__DATA SUPPLIED__

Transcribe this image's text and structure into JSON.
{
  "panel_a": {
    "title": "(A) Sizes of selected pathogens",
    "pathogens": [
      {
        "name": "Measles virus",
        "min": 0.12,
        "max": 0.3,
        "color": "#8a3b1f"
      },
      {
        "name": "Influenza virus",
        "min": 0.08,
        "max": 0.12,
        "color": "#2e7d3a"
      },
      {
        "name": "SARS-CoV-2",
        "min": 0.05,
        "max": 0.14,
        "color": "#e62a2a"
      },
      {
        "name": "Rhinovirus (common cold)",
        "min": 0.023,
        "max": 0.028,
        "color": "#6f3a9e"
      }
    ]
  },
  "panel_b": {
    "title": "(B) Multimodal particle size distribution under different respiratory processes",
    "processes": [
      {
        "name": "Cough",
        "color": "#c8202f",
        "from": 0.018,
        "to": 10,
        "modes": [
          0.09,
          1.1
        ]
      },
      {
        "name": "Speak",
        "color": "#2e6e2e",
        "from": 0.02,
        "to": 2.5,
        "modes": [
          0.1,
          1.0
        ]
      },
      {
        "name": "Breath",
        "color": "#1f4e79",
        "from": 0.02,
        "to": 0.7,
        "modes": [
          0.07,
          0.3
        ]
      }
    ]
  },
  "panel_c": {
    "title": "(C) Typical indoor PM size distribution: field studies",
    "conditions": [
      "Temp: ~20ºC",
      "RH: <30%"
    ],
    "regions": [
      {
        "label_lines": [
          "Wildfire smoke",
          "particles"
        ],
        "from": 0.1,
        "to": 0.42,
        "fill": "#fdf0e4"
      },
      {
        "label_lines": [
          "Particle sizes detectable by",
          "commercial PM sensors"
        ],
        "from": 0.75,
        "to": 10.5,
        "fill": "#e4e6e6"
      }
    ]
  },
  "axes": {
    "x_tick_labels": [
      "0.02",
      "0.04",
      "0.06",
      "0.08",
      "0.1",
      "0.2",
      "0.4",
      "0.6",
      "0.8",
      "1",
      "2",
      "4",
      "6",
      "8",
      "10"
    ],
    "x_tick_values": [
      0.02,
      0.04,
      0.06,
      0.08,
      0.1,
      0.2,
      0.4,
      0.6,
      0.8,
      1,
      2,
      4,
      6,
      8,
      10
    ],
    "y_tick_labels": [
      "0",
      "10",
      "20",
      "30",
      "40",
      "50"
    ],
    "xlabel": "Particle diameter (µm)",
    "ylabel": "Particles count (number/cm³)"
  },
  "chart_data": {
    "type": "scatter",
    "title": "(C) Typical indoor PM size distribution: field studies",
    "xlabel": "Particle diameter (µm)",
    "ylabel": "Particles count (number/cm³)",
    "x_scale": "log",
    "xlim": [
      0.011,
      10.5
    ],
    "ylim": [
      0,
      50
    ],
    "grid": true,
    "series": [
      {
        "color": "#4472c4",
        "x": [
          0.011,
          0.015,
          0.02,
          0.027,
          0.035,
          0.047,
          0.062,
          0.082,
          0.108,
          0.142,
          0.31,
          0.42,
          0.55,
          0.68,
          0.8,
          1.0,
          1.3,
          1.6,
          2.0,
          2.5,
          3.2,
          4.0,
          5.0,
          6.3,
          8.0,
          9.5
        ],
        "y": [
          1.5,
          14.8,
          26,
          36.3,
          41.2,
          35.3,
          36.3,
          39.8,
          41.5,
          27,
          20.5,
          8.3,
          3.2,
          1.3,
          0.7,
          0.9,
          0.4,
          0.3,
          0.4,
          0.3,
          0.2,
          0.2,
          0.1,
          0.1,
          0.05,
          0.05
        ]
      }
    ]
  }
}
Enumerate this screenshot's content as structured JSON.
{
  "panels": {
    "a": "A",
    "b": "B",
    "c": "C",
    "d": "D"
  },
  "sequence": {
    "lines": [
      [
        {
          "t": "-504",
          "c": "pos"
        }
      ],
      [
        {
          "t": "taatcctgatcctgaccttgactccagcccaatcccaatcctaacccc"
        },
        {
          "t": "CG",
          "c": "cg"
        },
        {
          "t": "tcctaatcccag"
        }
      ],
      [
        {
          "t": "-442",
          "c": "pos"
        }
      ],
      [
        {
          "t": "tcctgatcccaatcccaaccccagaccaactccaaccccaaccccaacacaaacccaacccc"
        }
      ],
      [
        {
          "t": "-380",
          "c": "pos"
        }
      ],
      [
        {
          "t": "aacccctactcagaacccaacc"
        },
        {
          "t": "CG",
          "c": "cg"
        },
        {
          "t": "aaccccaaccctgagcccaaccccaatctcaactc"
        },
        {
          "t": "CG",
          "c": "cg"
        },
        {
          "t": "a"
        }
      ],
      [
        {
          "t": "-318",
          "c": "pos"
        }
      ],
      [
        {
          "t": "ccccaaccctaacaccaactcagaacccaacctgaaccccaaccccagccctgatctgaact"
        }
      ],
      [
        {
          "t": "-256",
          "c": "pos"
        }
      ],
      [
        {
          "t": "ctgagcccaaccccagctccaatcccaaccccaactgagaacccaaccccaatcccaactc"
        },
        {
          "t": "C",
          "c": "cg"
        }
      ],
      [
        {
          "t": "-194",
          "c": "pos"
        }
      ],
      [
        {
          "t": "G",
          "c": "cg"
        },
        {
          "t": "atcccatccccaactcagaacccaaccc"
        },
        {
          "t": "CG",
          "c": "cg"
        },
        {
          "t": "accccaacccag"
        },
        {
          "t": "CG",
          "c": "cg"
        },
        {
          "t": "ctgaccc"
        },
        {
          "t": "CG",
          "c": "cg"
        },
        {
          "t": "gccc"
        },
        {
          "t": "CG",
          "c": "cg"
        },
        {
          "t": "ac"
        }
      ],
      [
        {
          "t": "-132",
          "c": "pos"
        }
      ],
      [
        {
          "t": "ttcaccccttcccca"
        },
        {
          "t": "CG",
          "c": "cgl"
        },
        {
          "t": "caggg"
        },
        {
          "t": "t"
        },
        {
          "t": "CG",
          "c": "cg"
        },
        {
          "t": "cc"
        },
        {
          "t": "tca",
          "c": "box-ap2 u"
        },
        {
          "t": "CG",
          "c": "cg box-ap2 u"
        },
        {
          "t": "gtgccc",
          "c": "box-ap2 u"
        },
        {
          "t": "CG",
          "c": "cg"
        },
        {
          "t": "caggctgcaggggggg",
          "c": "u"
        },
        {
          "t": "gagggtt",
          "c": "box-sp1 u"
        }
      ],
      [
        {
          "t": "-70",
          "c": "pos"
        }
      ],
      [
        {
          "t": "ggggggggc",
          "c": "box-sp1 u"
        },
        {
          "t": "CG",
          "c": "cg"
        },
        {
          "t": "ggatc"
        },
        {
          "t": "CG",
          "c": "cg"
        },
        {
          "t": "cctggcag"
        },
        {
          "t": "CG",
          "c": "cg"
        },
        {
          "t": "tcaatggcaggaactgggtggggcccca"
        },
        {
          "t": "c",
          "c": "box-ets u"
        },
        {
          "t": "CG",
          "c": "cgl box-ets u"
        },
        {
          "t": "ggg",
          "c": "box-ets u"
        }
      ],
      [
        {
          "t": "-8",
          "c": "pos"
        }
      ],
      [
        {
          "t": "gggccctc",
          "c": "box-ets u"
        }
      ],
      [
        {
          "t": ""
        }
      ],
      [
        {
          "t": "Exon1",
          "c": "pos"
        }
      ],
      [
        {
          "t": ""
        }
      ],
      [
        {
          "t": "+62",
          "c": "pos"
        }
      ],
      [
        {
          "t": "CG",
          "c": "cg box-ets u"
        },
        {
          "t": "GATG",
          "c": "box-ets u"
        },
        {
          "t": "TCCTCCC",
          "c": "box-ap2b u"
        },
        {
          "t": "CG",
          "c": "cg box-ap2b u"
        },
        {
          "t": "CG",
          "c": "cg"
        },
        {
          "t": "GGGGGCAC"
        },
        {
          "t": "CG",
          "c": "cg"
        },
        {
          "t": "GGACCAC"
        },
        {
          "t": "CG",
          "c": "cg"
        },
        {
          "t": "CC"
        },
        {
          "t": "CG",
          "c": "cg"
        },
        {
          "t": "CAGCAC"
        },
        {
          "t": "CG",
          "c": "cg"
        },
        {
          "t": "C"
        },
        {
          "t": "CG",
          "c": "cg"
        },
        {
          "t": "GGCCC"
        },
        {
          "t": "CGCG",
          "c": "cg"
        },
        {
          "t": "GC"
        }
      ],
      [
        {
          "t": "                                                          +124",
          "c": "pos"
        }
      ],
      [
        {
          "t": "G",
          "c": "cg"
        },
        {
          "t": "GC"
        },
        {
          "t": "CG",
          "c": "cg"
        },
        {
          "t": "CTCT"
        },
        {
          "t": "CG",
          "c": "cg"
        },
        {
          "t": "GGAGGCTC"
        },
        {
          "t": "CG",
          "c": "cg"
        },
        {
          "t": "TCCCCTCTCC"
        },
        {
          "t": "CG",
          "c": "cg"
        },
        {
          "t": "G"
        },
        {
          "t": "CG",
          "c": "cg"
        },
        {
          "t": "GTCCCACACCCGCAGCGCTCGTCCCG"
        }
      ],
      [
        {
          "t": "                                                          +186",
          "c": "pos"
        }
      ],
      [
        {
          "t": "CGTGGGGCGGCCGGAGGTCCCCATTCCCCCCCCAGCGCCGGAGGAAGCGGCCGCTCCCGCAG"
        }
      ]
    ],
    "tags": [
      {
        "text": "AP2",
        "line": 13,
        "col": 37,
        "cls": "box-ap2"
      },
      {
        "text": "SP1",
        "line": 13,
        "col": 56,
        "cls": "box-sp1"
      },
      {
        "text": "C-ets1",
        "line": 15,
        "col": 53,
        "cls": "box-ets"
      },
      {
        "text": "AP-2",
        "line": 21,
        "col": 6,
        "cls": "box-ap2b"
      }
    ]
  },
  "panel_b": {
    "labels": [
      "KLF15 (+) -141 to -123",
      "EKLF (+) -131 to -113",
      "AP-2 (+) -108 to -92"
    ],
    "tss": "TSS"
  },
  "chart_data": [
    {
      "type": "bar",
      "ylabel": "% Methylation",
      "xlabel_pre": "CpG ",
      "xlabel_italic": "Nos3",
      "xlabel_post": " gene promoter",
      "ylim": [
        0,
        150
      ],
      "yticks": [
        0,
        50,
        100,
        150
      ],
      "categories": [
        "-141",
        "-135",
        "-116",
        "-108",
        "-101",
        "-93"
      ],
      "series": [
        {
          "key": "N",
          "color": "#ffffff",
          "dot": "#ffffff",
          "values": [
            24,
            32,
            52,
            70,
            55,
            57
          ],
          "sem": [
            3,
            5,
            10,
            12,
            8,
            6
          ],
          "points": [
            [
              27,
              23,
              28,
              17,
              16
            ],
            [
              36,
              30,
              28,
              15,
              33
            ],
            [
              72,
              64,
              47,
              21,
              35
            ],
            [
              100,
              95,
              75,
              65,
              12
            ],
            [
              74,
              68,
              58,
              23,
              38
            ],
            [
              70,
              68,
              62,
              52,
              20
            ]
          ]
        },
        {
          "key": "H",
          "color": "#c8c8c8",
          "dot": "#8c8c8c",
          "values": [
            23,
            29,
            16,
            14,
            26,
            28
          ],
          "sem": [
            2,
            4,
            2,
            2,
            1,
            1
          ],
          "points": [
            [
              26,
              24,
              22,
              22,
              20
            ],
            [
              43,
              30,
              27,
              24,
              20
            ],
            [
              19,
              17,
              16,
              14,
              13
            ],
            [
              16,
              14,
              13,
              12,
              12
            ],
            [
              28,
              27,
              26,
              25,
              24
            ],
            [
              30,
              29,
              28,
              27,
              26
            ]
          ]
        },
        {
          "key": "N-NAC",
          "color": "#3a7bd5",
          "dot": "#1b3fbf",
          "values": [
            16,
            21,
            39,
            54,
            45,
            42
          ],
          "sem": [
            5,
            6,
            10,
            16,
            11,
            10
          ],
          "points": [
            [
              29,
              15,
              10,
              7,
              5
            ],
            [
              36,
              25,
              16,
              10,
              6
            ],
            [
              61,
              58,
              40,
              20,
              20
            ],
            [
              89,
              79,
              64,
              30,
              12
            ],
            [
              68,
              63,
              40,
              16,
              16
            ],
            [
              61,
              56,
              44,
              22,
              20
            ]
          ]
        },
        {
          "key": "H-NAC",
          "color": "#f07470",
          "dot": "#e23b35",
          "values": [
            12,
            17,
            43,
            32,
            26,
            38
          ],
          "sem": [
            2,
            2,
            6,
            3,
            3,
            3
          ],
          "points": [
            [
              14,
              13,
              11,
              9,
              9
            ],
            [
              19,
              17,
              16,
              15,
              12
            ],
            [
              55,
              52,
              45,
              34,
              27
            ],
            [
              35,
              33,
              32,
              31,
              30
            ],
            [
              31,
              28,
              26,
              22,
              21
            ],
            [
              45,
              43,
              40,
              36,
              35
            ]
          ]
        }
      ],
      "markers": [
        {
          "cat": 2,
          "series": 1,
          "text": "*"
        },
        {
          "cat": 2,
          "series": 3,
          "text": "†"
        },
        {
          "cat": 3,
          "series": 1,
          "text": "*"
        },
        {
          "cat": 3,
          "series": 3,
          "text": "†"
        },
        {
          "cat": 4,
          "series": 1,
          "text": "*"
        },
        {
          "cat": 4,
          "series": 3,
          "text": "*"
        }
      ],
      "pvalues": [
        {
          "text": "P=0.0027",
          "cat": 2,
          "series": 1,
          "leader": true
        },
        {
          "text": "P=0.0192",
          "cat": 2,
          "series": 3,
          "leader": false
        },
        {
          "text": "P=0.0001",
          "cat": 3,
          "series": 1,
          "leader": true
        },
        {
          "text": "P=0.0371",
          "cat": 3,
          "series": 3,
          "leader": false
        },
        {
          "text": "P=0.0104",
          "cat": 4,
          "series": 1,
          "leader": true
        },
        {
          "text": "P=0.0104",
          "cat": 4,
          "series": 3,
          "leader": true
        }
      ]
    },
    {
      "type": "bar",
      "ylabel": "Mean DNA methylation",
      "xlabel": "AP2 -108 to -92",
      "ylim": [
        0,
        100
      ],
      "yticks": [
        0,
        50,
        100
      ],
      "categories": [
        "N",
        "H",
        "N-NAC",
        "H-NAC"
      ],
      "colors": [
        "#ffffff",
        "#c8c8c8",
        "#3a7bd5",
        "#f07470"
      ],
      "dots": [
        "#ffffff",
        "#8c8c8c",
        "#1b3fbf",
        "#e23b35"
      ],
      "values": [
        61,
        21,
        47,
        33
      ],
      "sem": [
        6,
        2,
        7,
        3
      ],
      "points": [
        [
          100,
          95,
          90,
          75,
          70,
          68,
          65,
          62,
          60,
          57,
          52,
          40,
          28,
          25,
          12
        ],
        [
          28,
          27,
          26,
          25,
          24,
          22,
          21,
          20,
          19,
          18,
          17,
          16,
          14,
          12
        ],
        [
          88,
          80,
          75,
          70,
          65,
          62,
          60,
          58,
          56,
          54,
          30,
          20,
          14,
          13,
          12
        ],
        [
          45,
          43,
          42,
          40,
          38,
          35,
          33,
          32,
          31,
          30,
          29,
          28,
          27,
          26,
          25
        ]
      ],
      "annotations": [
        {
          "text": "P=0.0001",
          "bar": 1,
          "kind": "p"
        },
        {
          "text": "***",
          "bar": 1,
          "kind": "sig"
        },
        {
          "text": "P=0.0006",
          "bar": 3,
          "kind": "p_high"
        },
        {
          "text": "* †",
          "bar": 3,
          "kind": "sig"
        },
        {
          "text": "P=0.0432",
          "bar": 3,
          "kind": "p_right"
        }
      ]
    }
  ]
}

__WHAT THE EXERCISE ASKS__
From the entries, copy every line in which the word "number" occurs.

__OUTPUT OF THE TASK__
    "ylabel": "Particles count (number/cm³)"
    "ylabel": "Particles count (number/cm³)",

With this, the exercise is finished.